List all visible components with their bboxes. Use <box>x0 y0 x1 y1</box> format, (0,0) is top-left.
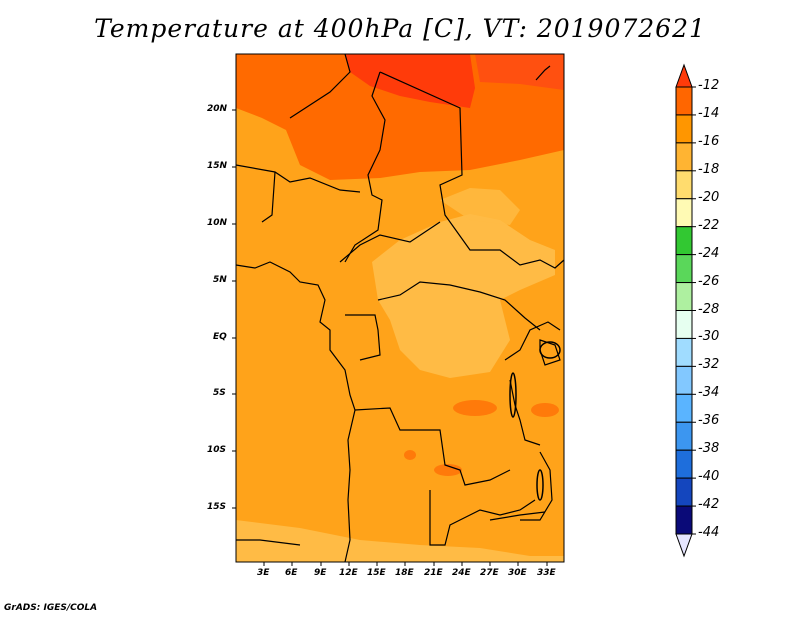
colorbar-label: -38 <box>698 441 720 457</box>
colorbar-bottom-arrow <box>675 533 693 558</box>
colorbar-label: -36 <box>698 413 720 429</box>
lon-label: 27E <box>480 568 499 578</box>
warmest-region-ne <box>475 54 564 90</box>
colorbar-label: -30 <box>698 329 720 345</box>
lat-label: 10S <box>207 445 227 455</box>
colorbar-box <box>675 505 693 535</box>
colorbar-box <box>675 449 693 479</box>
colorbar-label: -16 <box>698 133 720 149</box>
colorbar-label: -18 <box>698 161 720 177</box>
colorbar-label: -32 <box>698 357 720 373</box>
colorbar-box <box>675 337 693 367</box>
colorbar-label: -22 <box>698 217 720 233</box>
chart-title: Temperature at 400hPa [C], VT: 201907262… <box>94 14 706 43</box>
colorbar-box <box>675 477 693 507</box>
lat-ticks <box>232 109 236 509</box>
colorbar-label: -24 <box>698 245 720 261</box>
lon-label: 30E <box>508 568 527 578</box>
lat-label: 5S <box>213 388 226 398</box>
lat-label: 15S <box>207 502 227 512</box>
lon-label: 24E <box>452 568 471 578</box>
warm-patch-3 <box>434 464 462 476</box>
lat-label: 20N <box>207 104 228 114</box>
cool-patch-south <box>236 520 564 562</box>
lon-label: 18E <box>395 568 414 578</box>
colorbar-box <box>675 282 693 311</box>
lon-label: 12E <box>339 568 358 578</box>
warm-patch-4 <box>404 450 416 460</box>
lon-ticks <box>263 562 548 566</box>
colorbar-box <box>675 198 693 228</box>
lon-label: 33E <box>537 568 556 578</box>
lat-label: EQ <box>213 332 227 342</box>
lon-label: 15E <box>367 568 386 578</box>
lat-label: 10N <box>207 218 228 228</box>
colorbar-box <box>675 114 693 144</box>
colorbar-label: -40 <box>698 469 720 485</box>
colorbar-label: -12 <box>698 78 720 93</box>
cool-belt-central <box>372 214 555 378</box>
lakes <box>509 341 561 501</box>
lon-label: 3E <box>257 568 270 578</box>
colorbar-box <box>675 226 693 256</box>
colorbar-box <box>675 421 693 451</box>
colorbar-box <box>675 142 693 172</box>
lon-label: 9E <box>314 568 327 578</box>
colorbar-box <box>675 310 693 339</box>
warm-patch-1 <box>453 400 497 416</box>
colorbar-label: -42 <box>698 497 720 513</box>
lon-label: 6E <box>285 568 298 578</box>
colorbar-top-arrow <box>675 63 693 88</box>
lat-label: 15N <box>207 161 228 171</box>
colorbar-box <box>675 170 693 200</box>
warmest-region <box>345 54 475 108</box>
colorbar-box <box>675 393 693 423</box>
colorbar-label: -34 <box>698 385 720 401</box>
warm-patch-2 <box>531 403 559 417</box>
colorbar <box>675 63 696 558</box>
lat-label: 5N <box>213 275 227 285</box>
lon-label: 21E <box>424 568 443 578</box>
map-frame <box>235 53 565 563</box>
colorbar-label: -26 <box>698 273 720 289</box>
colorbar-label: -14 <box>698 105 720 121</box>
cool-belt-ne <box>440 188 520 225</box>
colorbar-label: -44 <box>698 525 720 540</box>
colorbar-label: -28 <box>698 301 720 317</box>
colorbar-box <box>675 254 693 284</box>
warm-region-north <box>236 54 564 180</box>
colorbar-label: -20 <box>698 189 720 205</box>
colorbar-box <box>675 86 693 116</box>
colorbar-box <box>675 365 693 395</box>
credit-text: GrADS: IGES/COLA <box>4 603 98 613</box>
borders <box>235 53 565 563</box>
________
### Task description
Copy the rows above word for word, from the line with "colorbar-label: -38 <box>698" to the line with "colorbar-label: -16 <box>698", including both of those lines.

### Written response
colorbar-label: -38 <box>698 441 720 457</box>
colorbar-bottom-arrow <box>675 533 693 558</box>
colorbar-label: -36 <box>698 413 720 429</box>
lon-label: 27E <box>480 568 499 578</box>
warmest-region-ne <box>475 54 564 90</box>
colorbar-label: -30 <box>698 329 720 345</box>
lat-label: 10S <box>207 445 227 455</box>
colorbar-box <box>675 505 693 535</box>
colorbar-box <box>675 449 693 479</box>
colorbar-label: -16 <box>698 133 720 149</box>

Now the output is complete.